* [Written request] Reproduce all entries verbatim, with nothing added or dropped.

* [Extracted data entries]
※
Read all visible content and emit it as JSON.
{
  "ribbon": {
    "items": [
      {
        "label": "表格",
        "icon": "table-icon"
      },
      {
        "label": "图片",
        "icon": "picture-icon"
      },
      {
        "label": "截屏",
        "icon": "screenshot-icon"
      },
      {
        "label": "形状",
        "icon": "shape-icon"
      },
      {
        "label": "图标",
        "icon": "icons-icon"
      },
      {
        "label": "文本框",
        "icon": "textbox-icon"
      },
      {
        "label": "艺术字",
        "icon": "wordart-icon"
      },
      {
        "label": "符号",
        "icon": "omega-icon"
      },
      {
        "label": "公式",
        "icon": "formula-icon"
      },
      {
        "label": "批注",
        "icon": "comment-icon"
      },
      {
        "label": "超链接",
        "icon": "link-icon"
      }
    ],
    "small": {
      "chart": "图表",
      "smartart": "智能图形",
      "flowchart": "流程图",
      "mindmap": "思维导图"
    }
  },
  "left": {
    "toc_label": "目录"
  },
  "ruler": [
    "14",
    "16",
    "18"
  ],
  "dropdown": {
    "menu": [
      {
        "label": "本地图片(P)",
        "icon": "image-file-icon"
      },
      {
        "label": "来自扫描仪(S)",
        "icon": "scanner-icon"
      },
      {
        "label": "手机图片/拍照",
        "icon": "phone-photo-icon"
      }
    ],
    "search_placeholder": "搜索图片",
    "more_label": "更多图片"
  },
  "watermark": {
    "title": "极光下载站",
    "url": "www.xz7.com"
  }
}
※
* [Response to the exercise]
Read all visible content and emit it as JSON.
{
  "ribbon": {
    "items": [
      {
        "label": "表格",
        "icon": "table-icon"
      },
      {
        "label": "图片",
        "icon": "picture-icon"
      },
      {
        "label": "截屏",
        "icon": "screenshot-icon"
      },
      {
        "label": "形状",
        "icon": "shape-icon"
      },
      {
        "label": "图标",
        "icon": "icons-icon"
      },
      {
        "label": "文本框",
        "icon": "textbox-icon"
      },
      {
        "label": "艺术字",
        "icon": "wordart-icon"
      },
      {
        "label": "符号",
        "icon": "omega-icon"
      },
      {
        "label": "公式",
        "icon": "formula-icon"
      },
      {
        "label": "批注",
        "icon": "comment-icon"
      },
      {
        "label": "超链接",
        "icon": "link-icon"
      }
    ],
    "small": {
      "chart": "图表",
      "smartart": "智能图形",
      "flowchart": "流程图",
      "mindmap": "思维导图"
    }
  },
  "left": {
    "toc_label": "目录"
  },
  "ruler": [
    "14",
    "16",
    "18"
  ],
  "dropdown": {
    "menu": [
      {
        "label": "本地图片(P)",
        "icon": "image-file-icon"
      },
      {
        "label": "来自扫描仪(S)",
        "icon": "scanner-icon"
      },
      {
        "label": "手机图片/拍照",
        "icon": "phone-photo-icon"
      }
    ],
    "search_placeholder": "搜索图片",
    "more_label": "更多图片"
  },
  "watermark": {
    "title": "极光下载站",
    "url": "www.xz7.com"
  }
}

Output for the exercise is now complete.